He'll continue to do other things he enjoys, practicing medicine a couple days a week and advising for the JayDoc Community Clinic, as he assumes his new job, which he said, "I'm still trying to figure out. I'm learning there's a lot I don't know yet."

Overseeing and integrating curriculum

Moser is assuming many of the duties of Dennis Valenzeno, Ph.D., who is retiring. Valenzeno came to Wichita in 2011 to establish the first- and second-year curriculum as the school expanded to four years of medical education.

In addition to taking charge of that curriculum, Moser will work to bridge the traditional divide in medical education, where the first two years have been front-loaded with the basic sciences - involving lots of classroom time - and the second two years have emphasized a hands-on, clinical focus. "There is concern that the existing model was not the best educationally for students," he said.  

The mission of "integrating" the curriculum will provide more clinical exposure in the first two years, while reinforcing and building on the basic sciences foundations as doctor training shifts to a clinical emphasis during the second half of medical school. The goal, of course, is to make better doctors.

■ **WHAT YOU WILL DO**
A. Condense the paragraph of the excerpt that begins "In addition to taking charge" into a shorter version that keeps its main facts.
B. Reproduce the excerpt word for word, starting at "Overseeing and integrating" and ending at "of medical education.".

■ **Document understanding data**
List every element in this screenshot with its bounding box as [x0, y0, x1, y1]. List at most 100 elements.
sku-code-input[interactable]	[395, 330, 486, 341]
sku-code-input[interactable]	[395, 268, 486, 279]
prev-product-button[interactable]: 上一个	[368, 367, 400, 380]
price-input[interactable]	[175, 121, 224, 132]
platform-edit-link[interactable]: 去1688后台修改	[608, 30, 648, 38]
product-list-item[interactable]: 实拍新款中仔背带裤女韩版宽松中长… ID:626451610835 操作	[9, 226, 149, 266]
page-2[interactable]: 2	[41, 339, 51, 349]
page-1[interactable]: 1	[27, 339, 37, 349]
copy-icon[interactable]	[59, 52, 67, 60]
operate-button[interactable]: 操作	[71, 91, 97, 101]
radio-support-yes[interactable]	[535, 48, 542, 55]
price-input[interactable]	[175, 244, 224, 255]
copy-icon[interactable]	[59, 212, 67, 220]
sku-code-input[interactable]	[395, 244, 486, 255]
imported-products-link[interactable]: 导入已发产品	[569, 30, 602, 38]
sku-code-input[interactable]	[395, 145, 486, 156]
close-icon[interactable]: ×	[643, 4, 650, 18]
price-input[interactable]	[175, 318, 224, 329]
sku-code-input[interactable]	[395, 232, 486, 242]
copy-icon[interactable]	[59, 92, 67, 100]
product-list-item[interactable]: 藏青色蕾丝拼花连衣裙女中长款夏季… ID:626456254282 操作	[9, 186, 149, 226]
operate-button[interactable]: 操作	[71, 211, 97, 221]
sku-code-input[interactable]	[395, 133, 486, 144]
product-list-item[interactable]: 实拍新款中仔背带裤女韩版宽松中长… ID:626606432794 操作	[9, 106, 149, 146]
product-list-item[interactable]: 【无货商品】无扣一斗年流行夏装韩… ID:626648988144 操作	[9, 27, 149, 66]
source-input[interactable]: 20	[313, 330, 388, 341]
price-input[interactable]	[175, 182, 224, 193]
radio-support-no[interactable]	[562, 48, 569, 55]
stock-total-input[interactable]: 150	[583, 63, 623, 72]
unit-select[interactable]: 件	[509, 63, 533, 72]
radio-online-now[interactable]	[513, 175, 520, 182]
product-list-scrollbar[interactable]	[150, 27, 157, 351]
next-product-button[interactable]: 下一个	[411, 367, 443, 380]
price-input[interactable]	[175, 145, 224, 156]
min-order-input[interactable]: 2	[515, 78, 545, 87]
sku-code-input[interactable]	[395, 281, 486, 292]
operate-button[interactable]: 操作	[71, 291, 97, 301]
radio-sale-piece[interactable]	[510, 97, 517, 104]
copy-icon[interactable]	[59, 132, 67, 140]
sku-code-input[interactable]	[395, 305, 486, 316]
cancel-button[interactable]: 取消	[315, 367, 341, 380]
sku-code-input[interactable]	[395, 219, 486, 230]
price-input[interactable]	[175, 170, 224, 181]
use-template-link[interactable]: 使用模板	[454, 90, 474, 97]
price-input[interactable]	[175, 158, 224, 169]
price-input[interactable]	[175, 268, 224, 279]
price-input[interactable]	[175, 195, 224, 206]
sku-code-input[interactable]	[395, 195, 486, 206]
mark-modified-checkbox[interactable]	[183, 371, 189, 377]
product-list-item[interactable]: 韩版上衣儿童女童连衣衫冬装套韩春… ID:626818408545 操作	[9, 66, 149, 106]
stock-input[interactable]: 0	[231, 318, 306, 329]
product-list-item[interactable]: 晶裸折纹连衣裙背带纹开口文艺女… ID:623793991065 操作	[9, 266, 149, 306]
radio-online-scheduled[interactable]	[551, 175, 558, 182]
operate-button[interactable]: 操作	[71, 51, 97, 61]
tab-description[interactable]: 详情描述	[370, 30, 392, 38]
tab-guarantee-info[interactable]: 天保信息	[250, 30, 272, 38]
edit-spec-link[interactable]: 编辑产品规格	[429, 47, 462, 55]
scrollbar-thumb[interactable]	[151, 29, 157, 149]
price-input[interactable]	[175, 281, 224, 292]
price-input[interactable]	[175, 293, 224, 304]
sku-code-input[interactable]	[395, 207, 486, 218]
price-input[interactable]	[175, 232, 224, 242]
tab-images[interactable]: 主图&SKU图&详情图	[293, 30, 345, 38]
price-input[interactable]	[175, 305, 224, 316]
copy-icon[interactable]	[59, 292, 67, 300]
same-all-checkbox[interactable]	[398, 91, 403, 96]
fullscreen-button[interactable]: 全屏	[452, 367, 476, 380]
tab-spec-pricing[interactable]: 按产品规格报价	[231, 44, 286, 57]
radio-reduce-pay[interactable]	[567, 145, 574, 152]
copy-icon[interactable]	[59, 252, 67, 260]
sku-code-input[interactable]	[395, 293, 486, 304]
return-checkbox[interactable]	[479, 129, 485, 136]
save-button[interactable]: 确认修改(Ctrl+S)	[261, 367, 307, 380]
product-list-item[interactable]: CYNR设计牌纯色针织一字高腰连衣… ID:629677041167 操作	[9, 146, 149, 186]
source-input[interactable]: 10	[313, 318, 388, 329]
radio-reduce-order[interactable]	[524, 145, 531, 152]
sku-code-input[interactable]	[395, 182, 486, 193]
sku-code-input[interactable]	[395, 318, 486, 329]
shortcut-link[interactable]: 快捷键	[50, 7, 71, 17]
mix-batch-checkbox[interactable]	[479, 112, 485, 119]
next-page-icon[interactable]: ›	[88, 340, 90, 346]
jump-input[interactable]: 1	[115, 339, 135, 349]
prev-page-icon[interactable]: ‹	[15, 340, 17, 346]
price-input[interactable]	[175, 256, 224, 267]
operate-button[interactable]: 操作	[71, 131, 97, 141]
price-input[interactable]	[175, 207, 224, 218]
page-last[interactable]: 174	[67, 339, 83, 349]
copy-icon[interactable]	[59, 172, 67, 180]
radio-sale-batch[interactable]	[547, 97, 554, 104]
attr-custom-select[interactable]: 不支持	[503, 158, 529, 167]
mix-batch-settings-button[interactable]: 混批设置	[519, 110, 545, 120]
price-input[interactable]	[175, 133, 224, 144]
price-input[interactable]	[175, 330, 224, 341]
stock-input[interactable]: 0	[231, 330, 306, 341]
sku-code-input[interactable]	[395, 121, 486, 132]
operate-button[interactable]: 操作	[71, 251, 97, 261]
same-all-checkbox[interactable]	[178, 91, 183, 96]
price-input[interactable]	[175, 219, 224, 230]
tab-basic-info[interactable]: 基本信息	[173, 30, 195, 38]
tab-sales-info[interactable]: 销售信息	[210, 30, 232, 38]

■ **RESPONSES IN ORDER**
A. Besides taking charge of the first- and second-year curriculum, Moser will work to bridge the traditional divide in medical education. In that model, the first two years are front-loaded with classroom-heavy basic sciences and the last two emphasize hands-on clinical work. He said there is concern that this model was not the best educationally for students.

B.
Overseeing and integrating curriculum

Moser is assuming many of the duties of Dennis Valenzeno, Ph.D., who is retiring. Valenzeno came to Wichita in 2011 to establish the first- and second-year curriculum as the school expanded to four years of medical education.